Wednesday, November 30, 2016

At Dusk

The places we call home. . . this is one of them, the one in Idaho.
Winter is coming on.

A new The New Yorker has the requisite two poems, 
a complex pantoum on a bad relationship, 
and this one, which I prefer.


Attraction

She collected men the way a light left on collected
bugs. It was an old story---money, gravity, the right amount of cleavage. And yet the most successful root never stops fleeing the seed where it began. The cars of two drunks decide to kiss, the lit match gives in to the windy field. Here's a lesson: when people heard there was an albino deer in the woods behind our house, they set out the apples and corn. That was twenty years ago. The shotgun pellets stuck in our tree continue their slow ascent.        
                                  Charles Rafferty

The New Yorker, October 31, 2016, page 55.
- - - - - - -
_PROBLEM 1_. From the blog post on the poem "Attraction," list the things the poem names right after the words "It was an old story."
_PROBLEM 2_. Carry the blog post on the poem "Attraction" further, starting after its last line.

(Data items)
- - - - - - -
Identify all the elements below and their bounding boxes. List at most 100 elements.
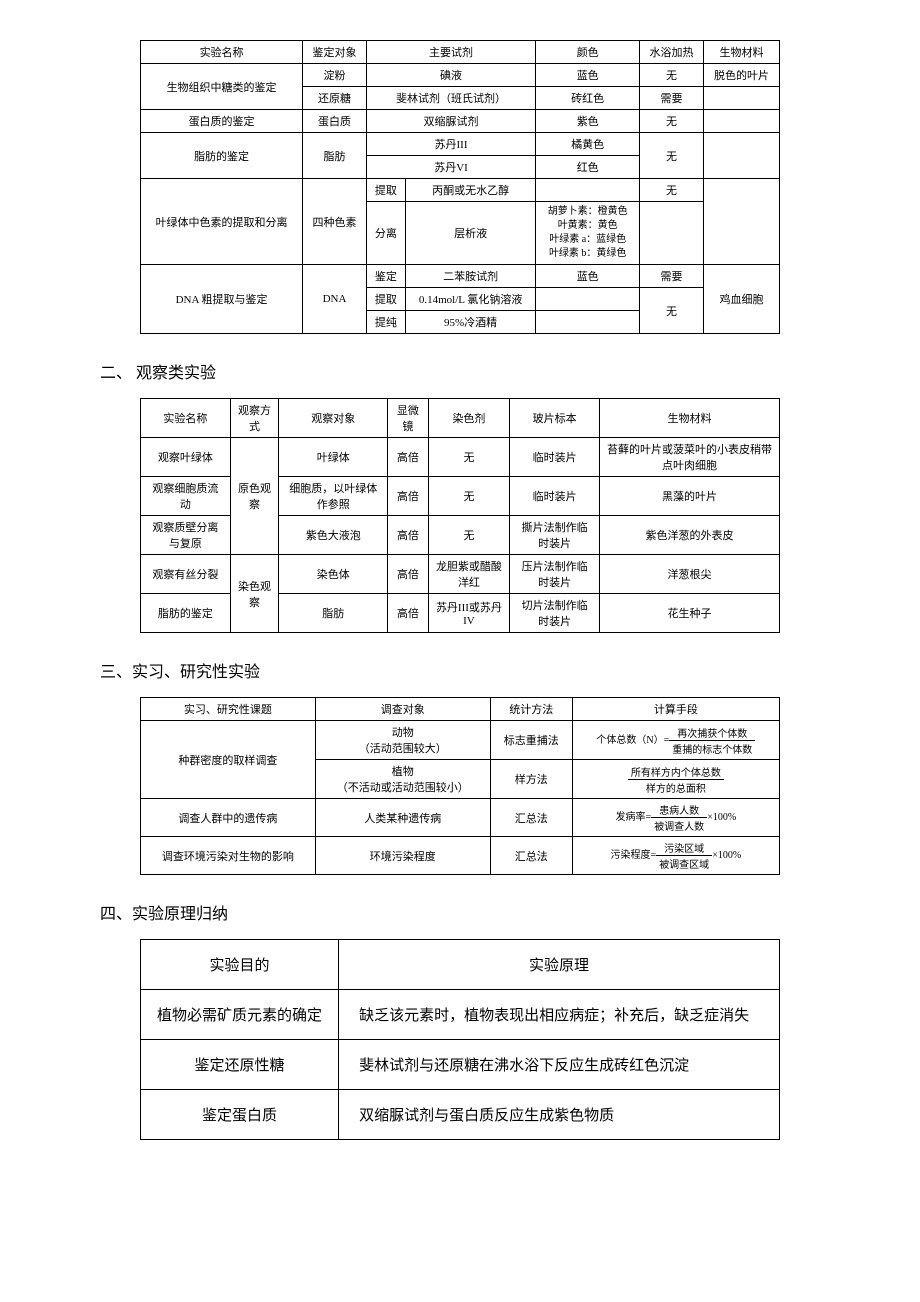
table-row: 脂肪的鉴定 脂肪 苏丹III 橘黄色 无	[141, 133, 780, 156]
section-3-title: 三、实习、研究性实验	[100, 658, 860, 682]
cell: 苏丹III	[366, 133, 535, 156]
table-row: 实习、研究性课题 调查对象 统计方法 计算手段	[141, 698, 780, 721]
cell: 无	[428, 477, 510, 516]
cell: 苏丹III或苏丹IV	[428, 594, 510, 633]
cell: 生物组织中糖类的鉴定	[141, 64, 303, 110]
cell: 染色观察	[230, 555, 279, 633]
cell: 蛋白质	[303, 110, 367, 133]
cell: 叶绿体	[279, 438, 388, 477]
cell: 紫色大液泡	[279, 516, 388, 555]
cell	[640, 202, 704, 265]
cell: 砖红色	[536, 87, 640, 110]
th: 实验原理	[339, 940, 780, 990]
cell: 蓝色	[536, 265, 640, 288]
cell: 细胞质，以叶绿体作参照	[279, 477, 388, 516]
cell-formula: 个体总数（N）=再次捕获个体数重捕的标志个体数	[572, 721, 779, 760]
table-research: 实习、研究性课题 调查对象 统计方法 计算手段 种群密度的取样调查 动物（活动范…	[140, 697, 780, 875]
cell: 淀粉	[303, 64, 367, 87]
cell: 蛋白质的鉴定	[141, 110, 303, 133]
cell	[703, 179, 779, 265]
th-name: 实验名称	[141, 41, 303, 64]
th-heat: 水浴加热	[640, 41, 704, 64]
cell: 黑藻的叶片	[599, 477, 779, 516]
th: 染色剂	[428, 399, 510, 438]
cell: DNA 粗提取与鉴定	[141, 265, 303, 334]
cell: 95%冷酒精	[405, 311, 535, 334]
table-row: 蛋白质的鉴定 蛋白质 双缩脲试剂 紫色 无	[141, 110, 780, 133]
cell: 花生种子	[599, 594, 779, 633]
cell: 压片法制作临时装片	[510, 555, 600, 594]
cell: 缺乏该元素时，植物表现出相应病症；补充后，缺乏症消失	[339, 990, 780, 1040]
cell: 鉴定还原性糖	[141, 1040, 339, 1090]
cell: 需要	[640, 265, 704, 288]
cell: 蓝色	[536, 64, 640, 87]
cell: 双缩脲试剂与蛋白质反应生成紫色物质	[339, 1090, 780, 1140]
cell-pigments: 胡萝卜素：橙黄色叶黄素：黄色叶绿素 a：蓝绿色叶绿素 b：黄绿色	[536, 202, 640, 265]
cell: 苏丹VI	[366, 156, 535, 179]
cell	[536, 311, 640, 334]
cell: 高倍	[388, 438, 428, 477]
cell: 分离	[366, 202, 405, 265]
th-mat: 生物材料	[703, 41, 779, 64]
th: 玻片标本	[510, 399, 600, 438]
cell: 丙酮或无水乙醇	[405, 179, 535, 202]
cell: 无	[640, 179, 704, 202]
cell	[536, 179, 640, 202]
cell: 染色体	[279, 555, 388, 594]
cell: 鉴定	[366, 265, 405, 288]
cell: 种群密度的取样调查	[141, 721, 316, 799]
cell: 层析液	[405, 202, 535, 265]
cell: 洋葱根尖	[599, 555, 779, 594]
cell: 无	[428, 438, 510, 477]
cell: 撕片法制作临时装片	[510, 516, 600, 555]
table-row: DNA 粗提取与鉴定 DNA 鉴定 二苯胺试剂 蓝色 需要 鸡血细胞	[141, 265, 780, 288]
cell: 斐林试剂（班氏试剂）	[366, 87, 535, 110]
section-4-title: 四、实验原理归纳	[100, 900, 860, 924]
table-principles: 实验目的 实验原理 植物必需矿质元素的确定 缺乏该元素时，植物表现出相应病症；补…	[140, 939, 780, 1140]
cell-formula: 发病率=患病人数被调查人数×100%	[572, 799, 779, 837]
cell: 高倍	[388, 594, 428, 633]
cell: 无	[428, 516, 510, 555]
cell: 还原糖	[303, 87, 367, 110]
cell: 提取	[366, 288, 405, 311]
th: 实验目的	[141, 940, 339, 990]
cell: 苔藓的叶片或菠菜叶的小表皮稍带点叶肉细胞	[599, 438, 779, 477]
cell: 观察叶绿体	[141, 438, 231, 477]
cell: 鸡血细胞	[703, 265, 779, 334]
cell: 调查环境污染对生物的影响	[141, 837, 316, 875]
cell: 切片法制作临时装片	[510, 594, 600, 633]
table-row: 实验目的 实验原理	[141, 940, 780, 990]
table-row: 调查人群中的遗传病 人类某种遗传病 汇总法 发病率=患病人数被调查人数×100%	[141, 799, 780, 837]
cell: DNA	[303, 265, 367, 334]
cell: 高倍	[388, 555, 428, 594]
th-reagent: 主要试剂	[366, 41, 535, 64]
page-content: 实验名称 鉴定对象 主要试剂 颜色 水浴加热 生物材料 生物组织中糖类的鉴定 淀…	[60, 40, 860, 1140]
th-obj: 鉴定对象	[303, 41, 367, 64]
cell: 紫色洋葱的外表皮	[599, 516, 779, 555]
table-observation: 实验名称 观察方式 观察对象 显微镜 染色剂 玻片标本 生物材料 观察叶绿体 原…	[140, 398, 780, 633]
cell: 脂肪的鉴定	[141, 133, 303, 179]
cell	[536, 288, 640, 311]
th: 显微镜	[388, 399, 428, 438]
th: 统计方法	[490, 698, 572, 721]
cell: 提纯	[366, 311, 405, 334]
cell: 0.14mol/L 氯化钠溶液	[405, 288, 535, 311]
cell: 人类某种遗传病	[315, 799, 490, 837]
cell: 无	[640, 133, 704, 179]
cell-formula: 污染程度=污染区域被调查区域×100%	[572, 837, 779, 875]
cell: 双缩脲试剂	[366, 110, 535, 133]
cell: 动物（活动范围较大）	[315, 721, 490, 760]
cell: 龙胆紫或醋酸洋红	[428, 555, 510, 594]
cell: 环境污染程度	[315, 837, 490, 875]
cell: 鉴定蛋白质	[141, 1090, 339, 1140]
cell: 四种色素	[303, 179, 367, 265]
table-row: 实验名称 观察方式 观察对象 显微镜 染色剂 玻片标本 生物材料	[141, 399, 780, 438]
table-row: 实验名称 鉴定对象 主要试剂 颜色 水浴加热 生物材料	[141, 41, 780, 64]
cell: 原色观察	[230, 438, 279, 555]
cell: 标志重捕法	[490, 721, 572, 760]
table-row: 观察叶绿体 原色观察 叶绿体 高倍 无 临时装片 苔藓的叶片或菠菜叶的小表皮稍带…	[141, 438, 780, 477]
table-row: 鉴定还原性糖 斐林试剂与还原糖在沸水浴下反应生成砖红色沉淀	[141, 1040, 780, 1090]
table-row: 观察有丝分裂 染色观察 染色体 高倍 龙胆紫或醋酸洋红 压片法制作临时装片 洋葱…	[141, 555, 780, 594]
cell-formula: 所有样方内个体总数样方的总面积	[572, 760, 779, 799]
th: 观察对象	[279, 399, 388, 438]
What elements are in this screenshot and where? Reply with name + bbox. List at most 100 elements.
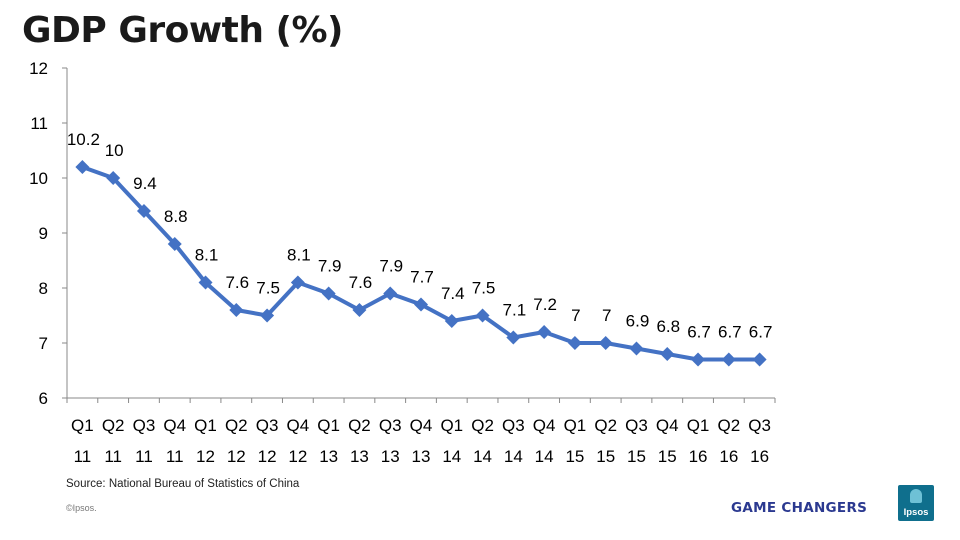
x-tick-label: Q4 (410, 416, 433, 435)
data-label: 8.8 (164, 207, 188, 226)
data-point (260, 308, 275, 323)
x-tick-label: Q3 (379, 416, 402, 435)
x-tick-label: Q3 (133, 416, 156, 435)
data-label: 6.8 (656, 317, 680, 336)
x-tick-label: Q4 (533, 416, 556, 435)
x-tick-label: 16 (750, 447, 769, 466)
x-tick-label: Q2 (225, 416, 248, 435)
data-label: 6.9 (626, 312, 650, 331)
x-tick-label: 14 (504, 447, 523, 466)
data-label: 7.9 (379, 257, 403, 276)
data-label: 7.4 (441, 284, 465, 303)
data-point (629, 341, 644, 356)
data-label: 7.7 (410, 268, 434, 287)
x-tick-label: 13 (319, 447, 338, 466)
x-tick-label: 13 (350, 447, 369, 466)
x-tick-label: 13 (381, 447, 400, 466)
data-point (537, 325, 552, 339)
ipsos-logo: Ipsos (898, 485, 934, 521)
x-tick-label: 11 (74, 447, 92, 466)
data-label: 7.6 (349, 273, 373, 292)
data-point (167, 237, 182, 251)
data-point (506, 330, 521, 345)
x-tick-label: 15 (627, 447, 646, 466)
x-tick-label: 16 (719, 447, 738, 466)
data-point (598, 336, 613, 350)
x-tick-label: Q1 (194, 416, 217, 435)
copyright-note: ©Ipsos. (66, 503, 97, 513)
y-tick-label: 7 (39, 334, 48, 353)
data-label: 7.6 (225, 273, 249, 292)
x-tick-label: 11 (166, 447, 184, 466)
data-point (290, 275, 305, 290)
x-tick-label: 14 (442, 447, 461, 466)
data-label: 8.1 (287, 246, 311, 265)
data-label: 7.1 (503, 301, 527, 320)
x-tick-label: Q1 (440, 416, 463, 435)
data-label: 7 (602, 306, 611, 325)
data-point (383, 286, 398, 301)
data-label: 6.7 (718, 323, 742, 342)
data-point (106, 171, 121, 185)
x-tick-label: 14 (535, 447, 554, 466)
x-tick-label: 14 (473, 447, 492, 466)
x-tick-label: 12 (196, 447, 215, 466)
y-tick-label: 6 (39, 389, 48, 408)
data-label: 7.2 (533, 295, 557, 314)
x-tick-label: Q3 (502, 416, 525, 435)
x-tick-label: Q1 (564, 416, 587, 435)
data-point (352, 303, 367, 317)
x-tick-label: Q1 (71, 416, 94, 435)
data-label: 10 (105, 141, 124, 160)
x-tick-label: 11 (135, 447, 153, 466)
data-point (198, 275, 213, 290)
data-label: 6.7 (687, 323, 711, 342)
data-point (444, 314, 459, 328)
data-label: 7 (571, 306, 580, 325)
x-tick-label: 12 (227, 447, 246, 466)
x-tick-label: Q4 (287, 416, 310, 435)
y-tick-label: 9 (39, 224, 48, 243)
data-point (752, 352, 767, 367)
data-point (321, 286, 336, 301)
logo-mark-icon (910, 489, 922, 503)
x-tick-label: 15 (596, 447, 615, 466)
data-point (136, 204, 151, 218)
x-tick-label: Q3 (748, 416, 771, 435)
x-tick-label: 16 (689, 447, 708, 466)
data-point (660, 347, 675, 361)
x-tick-label: Q2 (348, 416, 371, 435)
brand-tagline: GAME CHANGERS (731, 500, 868, 516)
data-point (75, 160, 90, 174)
data-label: 7.5 (472, 279, 496, 298)
x-tick-label: 11 (104, 447, 122, 466)
data-label: 8.1 (195, 246, 219, 265)
x-tick-label: 15 (565, 447, 584, 466)
source-note: Source: National Bureau of Statistics of… (66, 478, 300, 490)
x-tick-label: Q3 (256, 416, 279, 435)
page-title: GDP Growth (%) (22, 10, 344, 51)
data-label: 7.5 (256, 279, 280, 298)
x-tick-label: Q2 (717, 416, 740, 435)
x-tick-label: Q2 (471, 416, 494, 435)
x-tick-label: Q3 (625, 416, 648, 435)
x-tick-label: 15 (658, 447, 677, 466)
data-label: 10.2 (67, 130, 100, 149)
y-tick-label: 8 (39, 279, 48, 298)
logo-text: Ipsos (903, 507, 929, 518)
x-tick-label: Q1 (687, 416, 710, 435)
data-label: 6.7 (749, 323, 773, 342)
x-tick-label: 12 (288, 447, 307, 466)
data-label: 7.9 (318, 257, 342, 276)
y-tick-label: 11 (30, 114, 48, 133)
x-tick-label: Q1 (317, 416, 340, 435)
data-point (229, 303, 244, 317)
data-point (691, 352, 706, 367)
data-point (475, 308, 490, 323)
data-label: 9.4 (133, 174, 157, 193)
data-point (721, 352, 736, 367)
x-tick-label: 12 (258, 447, 277, 466)
y-tick-label: 10 (29, 169, 48, 188)
data-point (414, 297, 428, 312)
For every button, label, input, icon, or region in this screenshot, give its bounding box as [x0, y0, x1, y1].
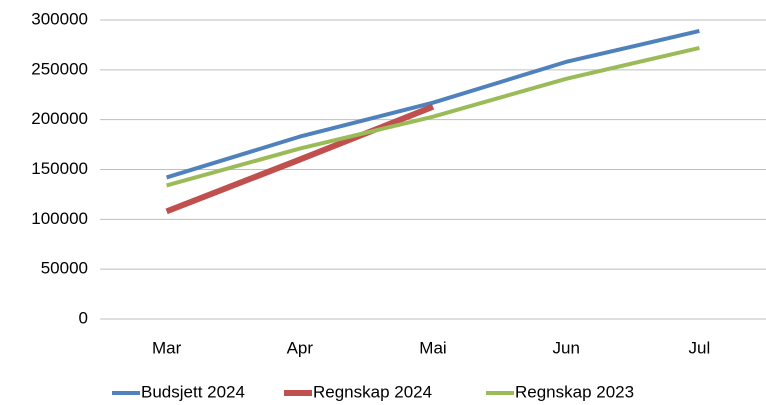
legend-label: Budsjett 2024 — [141, 382, 245, 401]
y-tick-label: 150000 — [31, 159, 88, 178]
y-tick-label: 50000 — [41, 259, 88, 278]
x-tick-label: Jul — [689, 338, 711, 357]
x-tick-label: Jun — [552, 338, 579, 357]
x-tick-label: Mar — [152, 338, 182, 357]
legend-label: Regnskap 2024 — [313, 382, 432, 401]
y-tick-label: 0 — [79, 308, 88, 327]
x-tick-label: Apr — [287, 338, 314, 357]
series-line — [165, 103, 435, 215]
legend-label: Regnskap 2023 — [515, 382, 634, 401]
y-tick-label: 250000 — [31, 59, 88, 78]
y-tick-label: 300000 — [31, 9, 88, 28]
x-tick-label: Mai — [419, 338, 446, 357]
series-line — [166, 29, 700, 180]
series-line — [166, 45, 700, 188]
y-tick-label: 200000 — [31, 109, 88, 128]
y-tick-label: 100000 — [31, 209, 88, 228]
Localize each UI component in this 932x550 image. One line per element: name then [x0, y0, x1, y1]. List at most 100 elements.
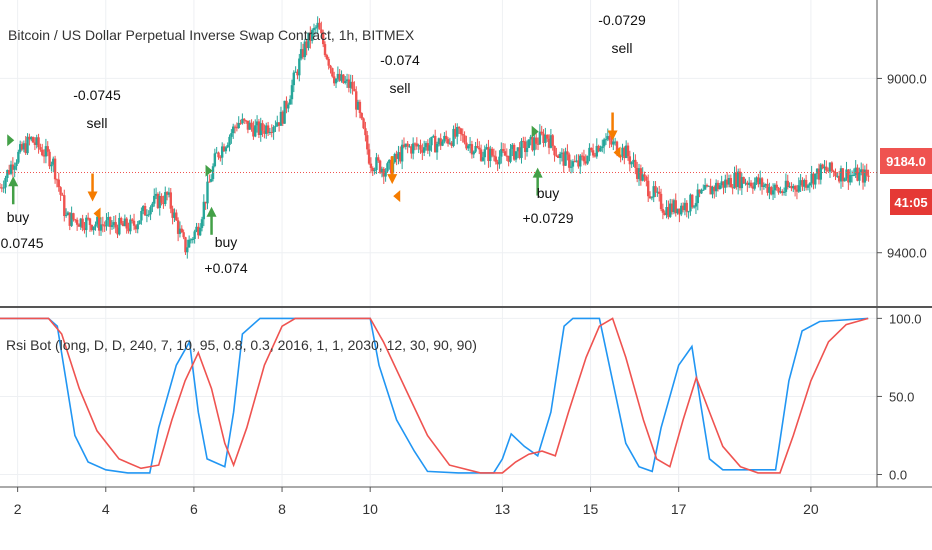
- - - - - - -
_EXPECTED OUTPUT 1_. money, gravity, the right amount of cleavage

_EXPECTED OUTPUT 2_.
Of course I love the part about the root fleeing the seed. But the shotgun pellets ascending is spectacular, too. There is a man who lives near the North Woods who takes many pictures of various albino deer near where he lives. He shows them on Facebook and makes an annual calendar of their portraits, but I don't think he tells people exactly where they live. He has given the deer names; one matriarch is known as Blue Eyes.

Your assignment tonight: write a 10 to 12 line prose poem that tells a story and has some philosophy in it, too.  jhh


Tuesday, November 29, 2016

Out of a Crowd

A recent Autumn Dusk; the bird surprised me. Made with the Prisma app.


EXILE

What happened to the ten lost tribes
is no great mystery:
they found work, married, grew smaller,
started to look like the natives
in a land nobody chose,
Soon you couldn't have picked them out of a crowd.

And if they'd stayed where they were, 
what happiness 
would they have endured!
We can't believe in it.

The face of the cities scares us,
day and night empty us, suddenly
we are no longer 
God's chosen.

                        We salvage
a pewter dish crosshatched as a bubba's face,
a bent spoon, but the sober

dance of the mouth and the eyes before
we knew we were smiling, a language
stripped and intimate---

For a while we camp out under the strange trees,
complaining, planning a return.
But we have taken out papers and will become citizens.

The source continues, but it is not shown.